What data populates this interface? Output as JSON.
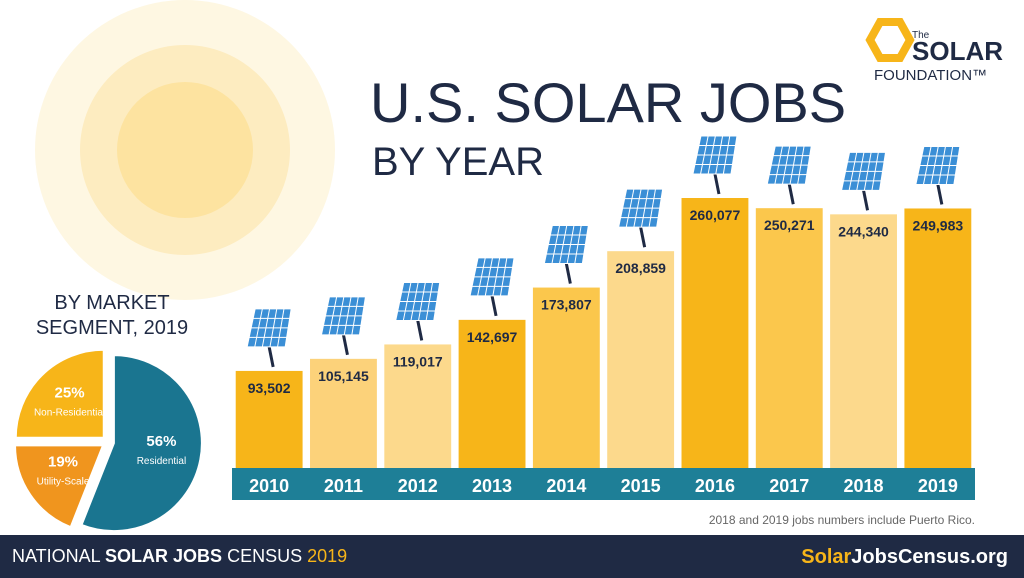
{
  "header": {
    "title": "U.S. SOLAR JOBS",
    "subtitle": "BY YEAR"
  },
  "logo": {
    "small": "The",
    "main": "SOLAR",
    "sub": "FOUNDATION™"
  },
  "chart_data": [
    {
      "type": "bar",
      "categories": [
        "2010",
        "2011",
        "2012",
        "2013",
        "2014",
        "2015",
        "2016",
        "2017",
        "2018",
        "2019"
      ],
      "values": [
        93502,
        105145,
        119017,
        142697,
        173807,
        208859,
        260077,
        250271,
        244340,
        249983
      ],
      "value_labels": [
        "93,502",
        "105,145",
        "119,017",
        "142,697",
        "173,807",
        "208,859",
        "260,077",
        "250,271",
        "244,340",
        "249,983"
      ],
      "colors": [
        "#f7b519",
        "#fcd27a",
        "#fcd98c",
        "#f7b519",
        "#fbc74c",
        "#fcd98c",
        "#f7b519",
        "#fbc74c",
        "#fcd98c",
        "#f7b519"
      ],
      "axis_color": "#1e7f97",
      "note": "2018 and 2019 jobs numbers include Puerto Rico."
    },
    {
      "type": "pie",
      "title": [
        "BY MARKET",
        "SEGMENT, 2019"
      ],
      "categories": [
        "Residential",
        "Utility-Scale",
        "Non-Residential"
      ],
      "values": [
        56,
        19,
        25
      ],
      "value_labels": [
        "56%",
        "19%",
        "25%"
      ],
      "colors": [
        "#1a7590",
        "#f0951e",
        "#f7b519"
      ]
    }
  ],
  "footer": {
    "left": [
      "NATIONAL",
      "SOLAR JOBS",
      "CENSUS",
      "2019"
    ],
    "right": [
      "Solar",
      "JobsCensus.org"
    ]
  }
}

#####

◆ TASK GOAL ◆
Copy every entry exactly as written. Pictures are excluded.

◆ ANSWER TO THE EXERCISE ◆
What data populates this interface? Output as JSON.
{
  "header": {
    "title": "U.S. SOLAR JOBS",
    "subtitle": "BY YEAR"
  },
  "logo": {
    "small": "The",
    "main": "SOLAR",
    "sub": "FOUNDATION™"
  },
  "chart_data": [
    {
      "type": "bar",
      "categories": [
        "2010",
        "2011",
        "2012",
        "2013",
        "2014",
        "2015",
        "2016",
        "2017",
        "2018",
        "2019"
      ],
      "values": [
        93502,
        105145,
        119017,
        142697,
        173807,
        208859,
        260077,
        250271,
        244340,
        249983
      ],
      "value_labels": [
        "93,502",
        "105,145",
        "119,017",
        "142,697",
        "173,807",
        "208,859",
        "260,077",
        "250,271",
        "244,340",
        "249,983"
      ],
      "colors": [
        "#f7b519",
        "#fcd27a",
        "#fcd98c",
        "#f7b519",
        "#fbc74c",
        "#fcd98c",
        "#f7b519",
        "#fbc74c",
        "#fcd98c",
        "#f7b519"
      ],
      "axis_color": "#1e7f97",
      "note": "2018 and 2019 jobs numbers include Puerto Rico."
    },
    {
      "type": "pie",
      "title": [
        "BY MARKET",
        "SEGMENT, 2019"
      ],
      "categories": [
        "Residential",
        "Utility-Scale",
        "Non-Residential"
      ],
      "values": [
        56,
        19,
        25
      ],
      "value_labels": [
        "56%",
        "19%",
        "25%"
      ],
      "colors": [
        "#1a7590",
        "#f0951e",
        "#f7b519"
      ]
    }
  ],
  "footer": {
    "left": [
      "NATIONAL",
      "SOLAR JOBS",
      "CENSUS",
      "2019"
    ],
    "right": [
      "Solar",
      "JobsCensus.org"
    ]
  }
}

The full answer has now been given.